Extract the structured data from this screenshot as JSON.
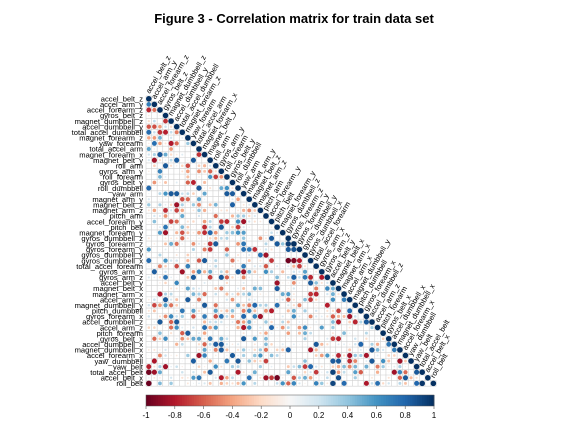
{
  "chart_data": {
    "type": "heatmap",
    "style": "correlogram, lower triangle, circles sized and colored by correlation",
    "title": "Figure 3 - Correlation matrix for train data set",
    "variables": [
      "accel_belt_z",
      "accel_arm_y",
      "accel_forearm_z",
      "gyros_belt_z",
      "magnet_dumbbell_z",
      "accel_dumbbell_y",
      "total_accel_dumbbell",
      "magnet_forearm_z",
      "yaw_forearm",
      "total_accel_arm",
      "magnet_forearm_x",
      "magnet_belt_y",
      "roll_arm",
      "gyros_arm_y",
      "roll_forearm",
      "gyros_belt_y",
      "roll_dumbbell",
      "yaw_arm",
      "magnet_arm_y",
      "magnet_belt_z",
      "magnet_arm_z",
      "pitch_arm",
      "accel_forearm_y",
      "pitch_belt",
      "magnet_forearm_y",
      "gyros_dumbbell_z",
      "gyros_forearm_z",
      "gyros_forearm_y",
      "gyros_dumbbell_y",
      "gyros_dumbbell_x",
      "total_accel_forearm",
      "gyros_arm_x",
      "gyros_arm_z",
      "accel_belt_y",
      "magnet_belt_x",
      "magnet_arm_x",
      "accel_arm_x",
      "magnet_dumbbell_y",
      "pitch_dumbbell",
      "gyros_forearm_x",
      "accel_dumbbell_z",
      "accel_arm_z",
      "pitch_forearm",
      "gyros_belt_x",
      "accel_dumbbell_x",
      "magnet_dumbbell_x",
      "accel_forearm_x",
      "yaw_dumbbell",
      "yaw_belt",
      "total_accel_belt",
      "accel_belt_x",
      "roll_belt"
    ],
    "notable_correlations": [
      {
        "a": "accel_arm_y",
        "b": "accel_belt_z",
        "r": 0.7
      },
      {
        "a": "gyros_dumbbell_z",
        "b": "gyros_forearm_z",
        "r": 0.95
      },
      {
        "a": "gyros_dumbbell_z",
        "b": "gyros_forearm_y",
        "r": 0.85
      },
      {
        "a": "gyros_forearm_z",
        "b": "gyros_forearm_y",
        "r": 0.87
      },
      {
        "a": "gyros_dumbbell_x",
        "b": "gyros_dumbbell_z",
        "r": -0.98
      },
      {
        "a": "gyros_dumbbell_x",
        "b": "gyros_forearm_z",
        "r": -0.93
      },
      {
        "a": "gyros_dumbbell_x",
        "b": "gyros_forearm_y",
        "r": -0.8
      },
      {
        "a": "gyros_arm_z",
        "b": "gyros_arm_x",
        "r": -0.8
      },
      {
        "a": "accel_arm_x",
        "b": "magnet_arm_x",
        "r": 0.7
      },
      {
        "a": "accel_dumbbell_z",
        "b": "magnet_dumbbell_z",
        "r": -0.6
      },
      {
        "a": "accel_dumbbell_x",
        "b": "pitch_dumbbell",
        "r": 0.8
      },
      {
        "a": "gyros_belt_x",
        "b": "accel_belt_y",
        "r": -0.7
      },
      {
        "a": "yaw_belt",
        "b": "roll_belt",
        "r": 0.8
      },
      {
        "a": "total_accel_belt",
        "b": "roll_belt",
        "r": 0.98
      },
      {
        "a": "accel_belt_x",
        "b": "magnet_belt_x",
        "r": 0.89
      },
      {
        "a": "roll_belt",
        "b": "accel_belt_z",
        "r": -0.99
      },
      {
        "a": "total_accel_belt",
        "b": "accel_belt_z",
        "r": -0.97
      },
      {
        "a": "accel_belt_x",
        "b": "pitch_belt",
        "r": -0.97
      },
      {
        "a": "yaw_belt",
        "b": "accel_belt_z",
        "r": -0.78
      },
      {
        "a": "roll_belt",
        "b": "accel_belt_y",
        "r": 0.92
      },
      {
        "a": "total_accel_belt",
        "b": "accel_belt_y",
        "r": 0.93
      },
      {
        "a": "gyros_forearm_x",
        "b": "gyros_dumbbell_x",
        "r": -0.5
      },
      {
        "a": "magnet_dumbbell_x",
        "b": "accel_dumbbell_x",
        "r": 0.7
      },
      {
        "a": "accel_forearm_x",
        "b": "magnet_forearm_x",
        "r": 0.67
      },
      {
        "a": "yaw_dumbbell",
        "b": "accel_dumbbell_z",
        "r": 0.85
      },
      {
        "a": "pitch_forearm",
        "b": "magnet_forearm_x",
        "r": -0.4
      }
    ],
    "color_scale": {
      "range": [
        -1,
        1
      ],
      "ticks": [
        "-1",
        "-0.8",
        "-0.6",
        "-0.4",
        "-0.2",
        "0",
        "0.2",
        "0.4",
        "0.6",
        "0.8",
        "1"
      ],
      "negative_color": "#67001f",
      "neutral_color": "#f7f7f7",
      "positive_color": "#053061"
    },
    "grid": true,
    "legend_position": "bottom"
  }
}
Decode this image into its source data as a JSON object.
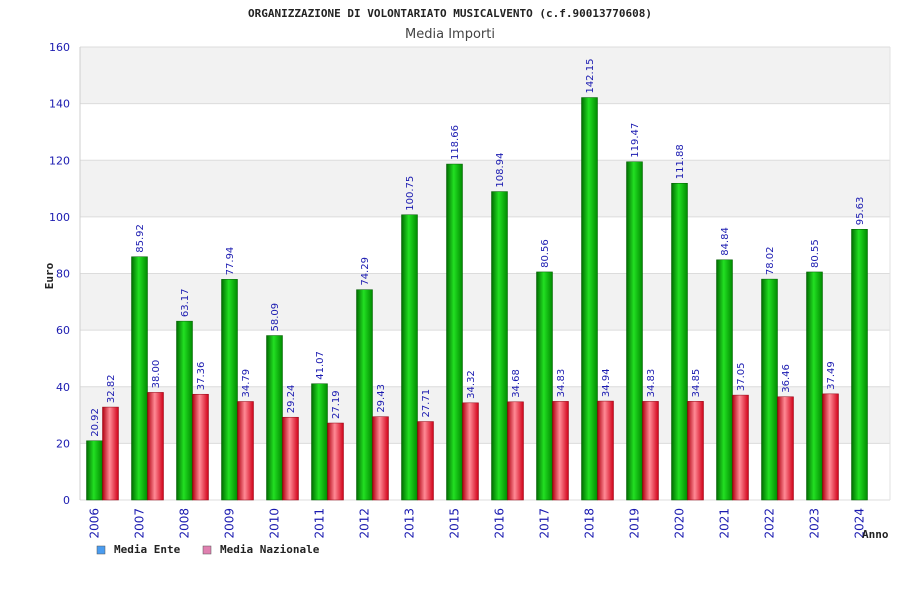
{
  "chart_data": {
    "type": "bar",
    "title": "ORGANIZZAZIONE DI VOLONTARIATO MUSICALVENTO (c.f.90013770608)",
    "subtitle": "Media Importi",
    "ylabel": "Euro",
    "xlabel": "Anno",
    "ylim": [
      0,
      160
    ],
    "yticks": [
      0,
      20,
      40,
      60,
      80,
      100,
      120,
      140,
      160
    ],
    "categories": [
      "2006",
      "2007",
      "2008",
      "2009",
      "2010",
      "2011",
      "2012",
      "2013",
      "2015",
      "2016",
      "2017",
      "2018",
      "2019",
      "2020",
      "2021",
      "2022",
      "2023",
      "2024"
    ],
    "series": [
      {
        "name": "Media Ente",
        "color": "#00c000",
        "legend_color": "#4a9cf0",
        "values": [
          20.92,
          85.92,
          63.17,
          77.94,
          58.09,
          41.07,
          74.29,
          100.75,
          118.66,
          108.94,
          80.56,
          142.15,
          119.47,
          111.88,
          84.84,
          78.02,
          80.55,
          95.63
        ],
        "labels": [
          "20.92",
          "85.92",
          "63.17",
          "77.94",
          "58.09",
          "41.07",
          "74.29",
          "100.75",
          "118.66",
          "108.94",
          "80.56",
          "142.15",
          "119.47",
          "111.88",
          "84.84",
          "78.02",
          "80.55",
          "95.63"
        ]
      },
      {
        "name": "Media Nazionale",
        "color": "#e01020",
        "legend_color": "#e080b0",
        "values": [
          32.82,
          38.0,
          37.36,
          34.79,
          29.24,
          27.19,
          29.43,
          27.71,
          34.32,
          34.68,
          34.83,
          34.94,
          34.83,
          34.85,
          37.05,
          36.46,
          37.49,
          null
        ],
        "labels": [
          "32.82",
          "38.00",
          "37.36",
          "34.79",
          "29.24",
          "27.19",
          "29.43",
          "27.71",
          "34.32",
          "34.68",
          "34.83",
          "34.94",
          "34.83",
          "34.85",
          "37.05",
          "36.46",
          "37.49",
          null
        ]
      }
    ],
    "grid": true,
    "legend_position": "bottom-left"
  }
}
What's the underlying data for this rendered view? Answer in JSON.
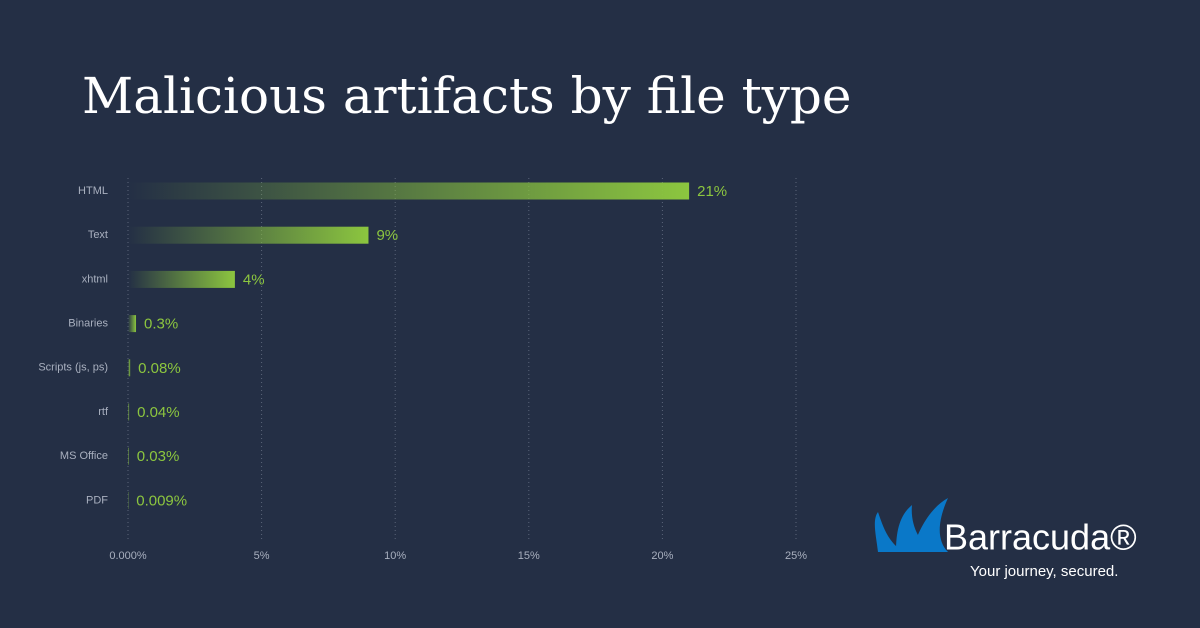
{
  "chart_data": {
    "type": "bar",
    "orientation": "horizontal",
    "title": "Malicious artifacts by file type",
    "categories": [
      "HTML",
      "Text",
      "xhtml",
      "Binaries",
      "Scripts (js, ps)",
      "rtf",
      "MS Office",
      "PDF"
    ],
    "values": [
      21,
      9,
      4,
      0.3,
      0.08,
      0.04,
      0.03,
      0.009
    ],
    "value_labels": [
      "21%",
      "9%",
      "4%",
      "0.3%",
      "0.08%",
      "0.04%",
      "0.03%",
      "0.009%"
    ],
    "color": "#8cc63f",
    "xlim": [
      0,
      25
    ],
    "xticks": [
      {
        "value": 0,
        "label": "0.000%"
      },
      {
        "value": 5,
        "label": "5%"
      },
      {
        "value": 10,
        "label": "10%"
      },
      {
        "value": 15,
        "label": "15%"
      },
      {
        "value": 20,
        "label": "20%"
      },
      {
        "value": 25,
        "label": "25%"
      }
    ],
    "grid": true
  },
  "logo": {
    "name": "Barracuda®",
    "tagline": "Your journey, secured."
  }
}
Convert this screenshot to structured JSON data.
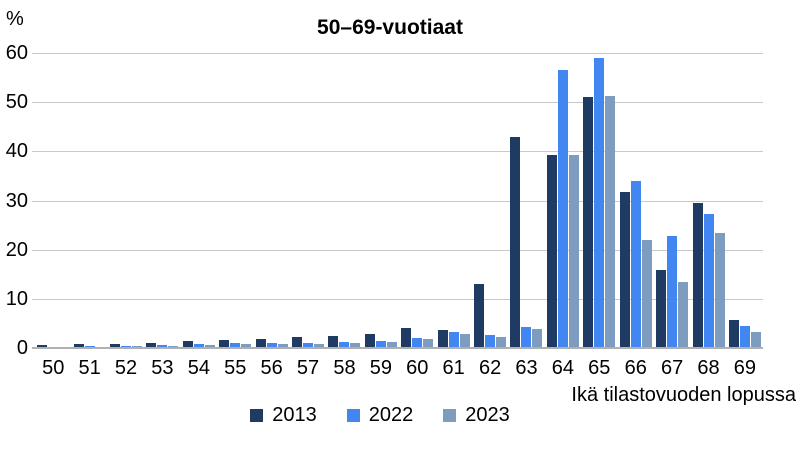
{
  "chart_data": {
    "type": "bar",
    "title": "50–69-vuotiaat",
    "ylabel": "%",
    "xlabel": "Ikä tilastovuoden lopussa",
    "ylim": [
      0,
      60
    ],
    "yticks": [
      0,
      10,
      20,
      30,
      40,
      50,
      60
    ],
    "grid": true,
    "legend_position": "bottom",
    "categories": [
      "50",
      "51",
      "52",
      "53",
      "54",
      "55",
      "56",
      "57",
      "58",
      "59",
      "60",
      "61",
      "62",
      "63",
      "64",
      "65",
      "66",
      "67",
      "68",
      "69"
    ],
    "series": [
      {
        "name": "2013",
        "color": "#1f3a63",
        "values": [
          0.6,
          0.8,
          0.9,
          1.1,
          1.4,
          1.6,
          1.9,
          2.2,
          2.5,
          2.8,
          4.1,
          3.6,
          13.0,
          43.0,
          39.3,
          51.0,
          31.8,
          15.8,
          29.4,
          5.6
        ]
      },
      {
        "name": "2022",
        "color": "#4286f2",
        "values": [
          0.3,
          0.4,
          0.5,
          0.6,
          0.8,
          1.0,
          1.1,
          1.1,
          1.3,
          1.5,
          2.0,
          3.2,
          2.7,
          4.2,
          56.5,
          59.0,
          34.0,
          22.7,
          27.3,
          4.4
        ]
      },
      {
        "name": "2023",
        "color": "#7e9cc0",
        "values": [
          0.25,
          0.3,
          0.35,
          0.5,
          0.6,
          0.8,
          0.9,
          0.9,
          1.1,
          1.3,
          1.8,
          2.8,
          2.3,
          3.9,
          39.2,
          51.3,
          22.0,
          13.4,
          23.4,
          3.2
        ]
      }
    ],
    "colors": {
      "gridline": "#c9c9c9",
      "axis_line": "#b0b0b0",
      "text": "#000000",
      "background": "#ffffff"
    }
  }
}
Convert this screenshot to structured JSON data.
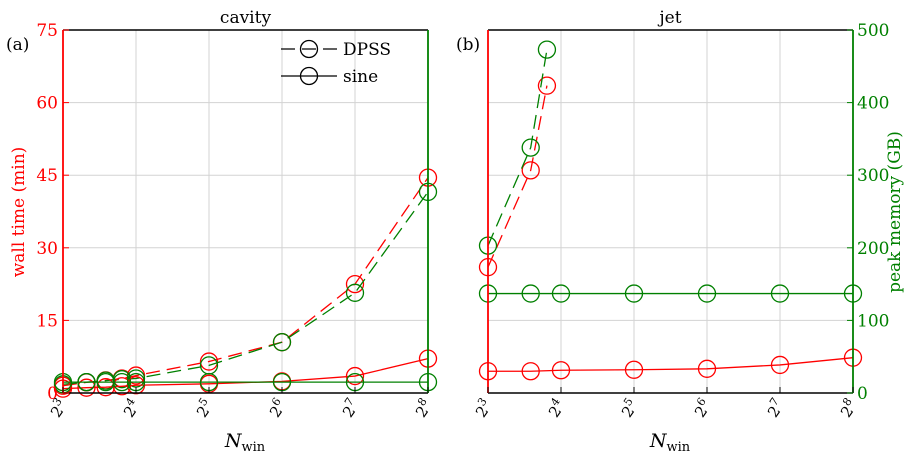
{
  "colors": {
    "wall_time": "#ff0000",
    "peak_memory": "#008000",
    "grid": "#d3d3d3",
    "axes": "#000000"
  },
  "chart_data": [
    {
      "type": "line",
      "panel_label": "(a)",
      "title": "cavity",
      "xlabel": "N",
      "xlabel_sub": "win",
      "ylabel_left": "wall time (min)",
      "ylabel_right": "",
      "xscale": "log2",
      "x_ticks": [
        8,
        16,
        32,
        64,
        128,
        256
      ],
      "x_tick_labels": [
        [
          "2",
          "3"
        ],
        [
          "2",
          "4"
        ],
        [
          "2",
          "5"
        ],
        [
          "2",
          "6"
        ],
        [
          "2",
          "7"
        ],
        [
          "2",
          "8"
        ]
      ],
      "ylim_left": [
        0,
        75
      ],
      "y_ticks_left": [
        0,
        15,
        30,
        45,
        60,
        75
      ],
      "y_tick_labels_left": [
        "0",
        "15",
        "30",
        "45",
        "60",
        "75"
      ],
      "ylim_right": [
        0,
        500
      ],
      "y_ticks_right": [],
      "y_tick_labels_right": [],
      "grid": true,
      "legend": {
        "position": "top-right",
        "entries": [
          {
            "label": "DPSS",
            "style": "dashed"
          },
          {
            "label": "sine",
            "style": "solid"
          }
        ]
      },
      "series": [
        {
          "metric": "wall_time",
          "method": "DPSS",
          "style": "dashed",
          "axis": "left",
          "x": [
            8,
            10,
            12,
            14,
            16,
            32,
            64,
            128,
            256
          ],
          "y": [
            1.5,
            2.2,
            2.6,
            3.0,
            3.6,
            6.5,
            10.5,
            22.5,
            44.5
          ]
        },
        {
          "metric": "peak_memory",
          "method": "DPSS",
          "style": "dashed",
          "axis": "right",
          "x": [
            8,
            10,
            12,
            14,
            16,
            32,
            64,
            128,
            256
          ],
          "y": [
            12,
            15,
            17,
            19,
            20,
            38,
            70,
            138,
            277
          ]
        },
        {
          "metric": "wall_time",
          "method": "sine",
          "style": "solid",
          "axis": "left",
          "x": [
            8,
            10,
            12,
            14,
            16,
            32,
            64,
            128,
            256
          ],
          "y": [
            0.9,
            1.1,
            1.2,
            1.4,
            1.6,
            1.9,
            2.4,
            3.5,
            7.1
          ]
        },
        {
          "metric": "peak_memory",
          "method": "sine",
          "style": "solid",
          "axis": "right",
          "x": [
            8,
            10,
            12,
            14,
            16,
            32,
            64,
            128,
            256
          ],
          "y": [
            15,
            15,
            15,
            15,
            15,
            15,
            15,
            15,
            15
          ]
        }
      ]
    },
    {
      "type": "line",
      "panel_label": "(b)",
      "title": "jet",
      "xlabel": "N",
      "xlabel_sub": "win",
      "ylabel_left": "",
      "ylabel_right": "peak memory (GB)",
      "xscale": "log2",
      "x_ticks": [
        8,
        16,
        32,
        64,
        128,
        256
      ],
      "x_tick_labels": [
        [
          "2",
          "3"
        ],
        [
          "2",
          "4"
        ],
        [
          "2",
          "5"
        ],
        [
          "2",
          "6"
        ],
        [
          "2",
          "7"
        ],
        [
          "2",
          "8"
        ]
      ],
      "ylim_left": [
        0,
        75
      ],
      "y_ticks_left": [],
      "y_tick_labels_left": [],
      "ylim_right": [
        0,
        500
      ],
      "y_ticks_right": [
        0,
        100,
        200,
        300,
        400,
        500
      ],
      "y_tick_labels_right": [
        "0",
        "100",
        "200",
        "300",
        "400",
        "500"
      ],
      "grid": true,
      "series": [
        {
          "metric": "wall_time",
          "method": "DPSS",
          "style": "dashed",
          "axis": "left",
          "x": [
            8,
            12,
            14,
            16
          ],
          "y": [
            26,
            46,
            63.5,
            null
          ]
        },
        {
          "metric": "peak_memory",
          "method": "DPSS",
          "style": "dashed",
          "axis": "right",
          "x": [
            8,
            12,
            14,
            16
          ],
          "y": [
            203,
            338,
            473,
            null
          ]
        },
        {
          "metric": "wall_time",
          "method": "sine",
          "style": "solid",
          "axis": "left",
          "x": [
            8,
            12,
            16,
            32,
            64,
            128,
            256
          ],
          "y": [
            4.5,
            4.5,
            4.7,
            4.8,
            5,
            5.8,
            7.3
          ]
        },
        {
          "metric": "peak_memory",
          "method": "sine",
          "style": "solid",
          "axis": "right",
          "x": [
            8,
            12,
            16,
            32,
            64,
            128,
            256
          ],
          "y": [
            137,
            137,
            137,
            137,
            137,
            137,
            137
          ]
        }
      ]
    }
  ]
}
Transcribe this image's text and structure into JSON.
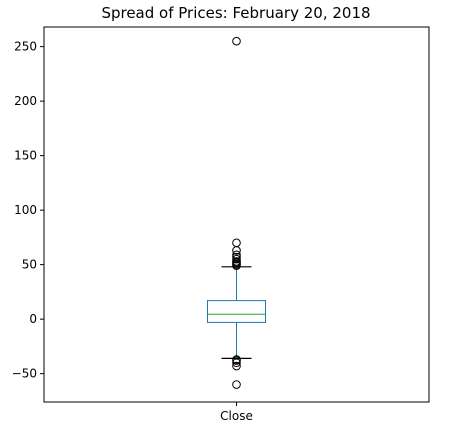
{
  "chart_data": {
    "type": "box",
    "title": "Spread of Prices: February 20, 2018",
    "xlabel": "",
    "ylabel": "",
    "ylim": [
      -76,
      268
    ],
    "yticks": [
      -50,
      0,
      50,
      100,
      150,
      200,
      250
    ],
    "categories": [
      "Close"
    ],
    "box": {
      "q1": -3,
      "median": 4.5,
      "q3": 17,
      "whisker_low": -36,
      "whisker_high": 48
    },
    "outliers": [
      -60,
      -43,
      -40,
      -38,
      -37,
      49,
      50,
      51,
      52,
      53,
      55,
      57,
      59,
      63,
      70,
      255
    ],
    "grid": false,
    "legend": "none",
    "colors": {
      "box": "#1f77b4",
      "median": "#2ca02c",
      "whisker": "#1f77b4",
      "cap": "#000000",
      "flier": "#000000"
    }
  }
}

——————

- [EXERCISE PROMPT]:
Look for the word "into" and return every line where it occurs.

- [TASK ANSWER]:
Decode this image into its source data as a JSON object.
Transcribe this image's text and structure into JSON.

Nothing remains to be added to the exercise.